===== Dataset records
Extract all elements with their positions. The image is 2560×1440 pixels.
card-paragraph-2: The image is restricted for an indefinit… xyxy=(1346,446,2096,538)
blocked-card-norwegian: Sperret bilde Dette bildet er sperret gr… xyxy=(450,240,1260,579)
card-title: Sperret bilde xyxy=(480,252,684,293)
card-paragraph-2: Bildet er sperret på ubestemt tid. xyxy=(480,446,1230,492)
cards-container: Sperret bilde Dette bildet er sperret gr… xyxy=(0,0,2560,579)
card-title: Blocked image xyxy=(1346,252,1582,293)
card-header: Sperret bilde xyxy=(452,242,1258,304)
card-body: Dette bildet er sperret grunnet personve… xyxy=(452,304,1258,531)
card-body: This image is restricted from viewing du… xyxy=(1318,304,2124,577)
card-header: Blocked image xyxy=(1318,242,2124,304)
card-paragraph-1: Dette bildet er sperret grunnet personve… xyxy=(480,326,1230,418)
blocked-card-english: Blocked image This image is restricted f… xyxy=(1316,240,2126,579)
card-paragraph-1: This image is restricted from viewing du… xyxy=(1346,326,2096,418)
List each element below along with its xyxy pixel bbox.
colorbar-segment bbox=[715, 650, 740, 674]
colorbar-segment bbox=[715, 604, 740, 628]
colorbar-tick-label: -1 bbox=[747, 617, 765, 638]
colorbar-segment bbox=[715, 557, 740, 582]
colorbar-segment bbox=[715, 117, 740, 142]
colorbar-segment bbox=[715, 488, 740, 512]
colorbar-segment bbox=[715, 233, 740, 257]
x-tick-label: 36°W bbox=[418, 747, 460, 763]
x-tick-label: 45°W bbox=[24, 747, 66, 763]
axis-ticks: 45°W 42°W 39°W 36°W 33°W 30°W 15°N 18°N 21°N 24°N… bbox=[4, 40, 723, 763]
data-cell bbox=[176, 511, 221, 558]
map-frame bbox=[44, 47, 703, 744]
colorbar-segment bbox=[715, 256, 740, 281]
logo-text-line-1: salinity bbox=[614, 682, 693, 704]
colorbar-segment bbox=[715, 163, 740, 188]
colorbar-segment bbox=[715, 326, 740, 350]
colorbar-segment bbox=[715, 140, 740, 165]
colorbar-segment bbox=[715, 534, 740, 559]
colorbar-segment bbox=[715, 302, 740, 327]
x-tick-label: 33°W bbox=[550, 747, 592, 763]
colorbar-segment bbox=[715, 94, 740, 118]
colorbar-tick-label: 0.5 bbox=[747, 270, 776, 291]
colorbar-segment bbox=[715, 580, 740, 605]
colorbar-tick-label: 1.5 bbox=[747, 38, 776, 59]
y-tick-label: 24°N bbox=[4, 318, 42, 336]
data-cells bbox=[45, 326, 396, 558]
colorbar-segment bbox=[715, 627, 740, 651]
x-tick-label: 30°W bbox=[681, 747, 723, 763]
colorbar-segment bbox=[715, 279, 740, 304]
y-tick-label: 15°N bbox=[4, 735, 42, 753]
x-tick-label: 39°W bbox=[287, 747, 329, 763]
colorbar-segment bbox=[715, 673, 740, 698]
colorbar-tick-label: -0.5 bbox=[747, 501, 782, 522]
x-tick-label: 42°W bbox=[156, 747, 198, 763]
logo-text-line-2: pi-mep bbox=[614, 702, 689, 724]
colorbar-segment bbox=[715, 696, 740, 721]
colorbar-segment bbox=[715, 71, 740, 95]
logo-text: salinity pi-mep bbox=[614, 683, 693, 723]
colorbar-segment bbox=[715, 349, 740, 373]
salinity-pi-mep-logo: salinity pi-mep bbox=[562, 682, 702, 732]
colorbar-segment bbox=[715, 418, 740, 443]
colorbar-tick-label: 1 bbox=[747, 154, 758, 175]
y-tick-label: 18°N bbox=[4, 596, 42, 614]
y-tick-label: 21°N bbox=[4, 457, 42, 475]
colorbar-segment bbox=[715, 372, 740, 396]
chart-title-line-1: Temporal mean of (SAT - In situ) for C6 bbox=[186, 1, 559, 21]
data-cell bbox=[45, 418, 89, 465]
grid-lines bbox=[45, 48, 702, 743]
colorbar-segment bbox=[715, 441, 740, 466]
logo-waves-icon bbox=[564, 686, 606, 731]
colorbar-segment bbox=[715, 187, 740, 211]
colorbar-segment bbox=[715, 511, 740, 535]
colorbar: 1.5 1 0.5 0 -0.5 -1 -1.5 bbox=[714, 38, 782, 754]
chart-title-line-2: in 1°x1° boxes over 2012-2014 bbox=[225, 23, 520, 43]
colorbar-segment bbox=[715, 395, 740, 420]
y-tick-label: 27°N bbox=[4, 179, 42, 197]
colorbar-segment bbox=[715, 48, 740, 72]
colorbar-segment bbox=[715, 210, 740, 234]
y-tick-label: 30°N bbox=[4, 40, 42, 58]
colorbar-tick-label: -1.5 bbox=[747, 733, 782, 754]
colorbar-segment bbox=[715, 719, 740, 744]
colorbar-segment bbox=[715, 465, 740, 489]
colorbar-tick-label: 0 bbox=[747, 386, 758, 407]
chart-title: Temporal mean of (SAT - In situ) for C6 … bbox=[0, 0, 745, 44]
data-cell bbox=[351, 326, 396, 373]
==========
_Objective_. Copy every line of the listing above with no changes, in the same order.

_The result_.
Extract all elements with their positions. The image is 2560×1440 pixels.
card-paragraph-2: The image is restricted for an indefinit… xyxy=(1346,446,2096,538)
blocked-card-norwegian: Sperret bilde Dette bildet er sperret gr… xyxy=(450,240,1260,579)
card-title: Sperret bilde xyxy=(480,252,684,293)
card-paragraph-2: Bildet er sperret på ubestemt tid. xyxy=(480,446,1230,492)
cards-container: Sperret bilde Dette bildet er sperret gr… xyxy=(0,0,2560,579)
card-title: Blocked image xyxy=(1346,252,1582,293)
card-header: Sperret bilde xyxy=(452,242,1258,304)
card-body: Dette bildet er sperret grunnet personve… xyxy=(452,304,1258,531)
card-body: This image is restricted from viewing du… xyxy=(1318,304,2124,577)
card-header: Blocked image xyxy=(1318,242,2124,304)
card-paragraph-1: Dette bildet er sperret grunnet personve… xyxy=(480,326,1230,418)
blocked-card-english: Blocked image This image is restricted f… xyxy=(1316,240,2126,579)
card-paragraph-1: This image is restricted from viewing du… xyxy=(1346,326,2096,418)
List each element below along with its xyxy pixel bbox.
colorbar-segment bbox=[715, 650, 740, 674]
colorbar-segment bbox=[715, 604, 740, 628]
colorbar-tick-label: -1 bbox=[747, 617, 765, 638]
colorbar-segment bbox=[715, 557, 740, 582]
colorbar-segment bbox=[715, 117, 740, 142]
colorbar-segment bbox=[715, 488, 740, 512]
colorbar-segment bbox=[715, 233, 740, 257]
x-tick-label: 36°W bbox=[418, 747, 460, 763]
x-tick-label: 45°W bbox=[24, 747, 66, 763]
axis-ticks: 45°W 42°W 39°W 36°W 33°W 30°W 15°N 18°N 21°N 24°N… bbox=[4, 40, 723, 763]
data-cell bbox=[176, 511, 221, 558]
map-frame bbox=[44, 47, 703, 744]
colorbar-segment bbox=[715, 256, 740, 281]
logo-text-line-1: salinity bbox=[614, 682, 693, 704]
colorbar-segment bbox=[715, 163, 740, 188]
colorbar-segment bbox=[715, 326, 740, 350]
colorbar-segment bbox=[715, 140, 740, 165]
colorbar-segment bbox=[715, 534, 740, 559]
colorbar-segment bbox=[715, 302, 740, 327]
x-tick-label: 33°W bbox=[550, 747, 592, 763]
colorbar-segment bbox=[715, 94, 740, 118]
colorbar-tick-label: 0.5 bbox=[747, 270, 776, 291]
colorbar-segment bbox=[715, 580, 740, 605]
colorbar-tick-label: 1.5 bbox=[747, 38, 776, 59]
y-tick-label: 24°N bbox=[4, 318, 42, 336]
data-cells bbox=[45, 326, 396, 558]
colorbar-segment bbox=[715, 627, 740, 651]
x-tick-label: 30°W bbox=[681, 747, 723, 763]
colorbar-segment bbox=[715, 279, 740, 304]
y-tick-label: 15°N bbox=[4, 735, 42, 753]
x-tick-label: 39°W bbox=[287, 747, 329, 763]
colorbar-segment bbox=[715, 673, 740, 698]
colorbar-tick-label: -0.5 bbox=[747, 501, 782, 522]
x-tick-label: 42°W bbox=[156, 747, 198, 763]
logo-text-line-2: pi-mep bbox=[614, 702, 689, 724]
colorbar-segment bbox=[715, 696, 740, 721]
colorbar-segment bbox=[715, 71, 740, 95]
logo-text: salinity pi-mep bbox=[614, 683, 693, 723]
colorbar-segment bbox=[715, 349, 740, 373]
salinity-pi-mep-logo: salinity pi-mep bbox=[562, 682, 702, 732]
colorbar-segment bbox=[715, 418, 740, 443]
colorbar-tick-label: 1 bbox=[747, 154, 758, 175]
y-tick-label: 18°N bbox=[4, 596, 42, 614]
y-tick-label: 21°N bbox=[4, 457, 42, 475]
colorbar-segment bbox=[715, 372, 740, 396]
chart-title-line-1: Temporal mean of (SAT - In situ) for C6 bbox=[186, 1, 559, 21]
data-cell bbox=[45, 418, 89, 465]
grid-lines bbox=[45, 48, 702, 743]
colorbar-segment bbox=[715, 441, 740, 466]
logo-waves-icon bbox=[564, 686, 606, 731]
colorbar-segment bbox=[715, 187, 740, 211]
colorbar-segment bbox=[715, 511, 740, 535]
colorbar: 1.5 1 0.5 0 -0.5 -1 -1.5 bbox=[714, 38, 782, 754]
chart-title-line-2: in 1°x1° boxes over 2012-2014 bbox=[225, 23, 520, 43]
colorbar-segment bbox=[715, 395, 740, 420]
y-tick-label: 27°N bbox=[4, 179, 42, 197]
colorbar-segment bbox=[715, 48, 740, 72]
colorbar-segment bbox=[715, 210, 740, 234]
y-tick-label: 30°N bbox=[4, 40, 42, 58]
colorbar-tick-label: -1.5 bbox=[747, 733, 782, 754]
colorbar-segment bbox=[715, 719, 740, 744]
colorbar-segment bbox=[715, 465, 740, 489]
colorbar-tick-label: 0 bbox=[747, 386, 758, 407]
chart-title: Temporal mean of (SAT - In situ) for C6 … bbox=[0, 0, 745, 44]
data-cell bbox=[351, 326, 396, 373]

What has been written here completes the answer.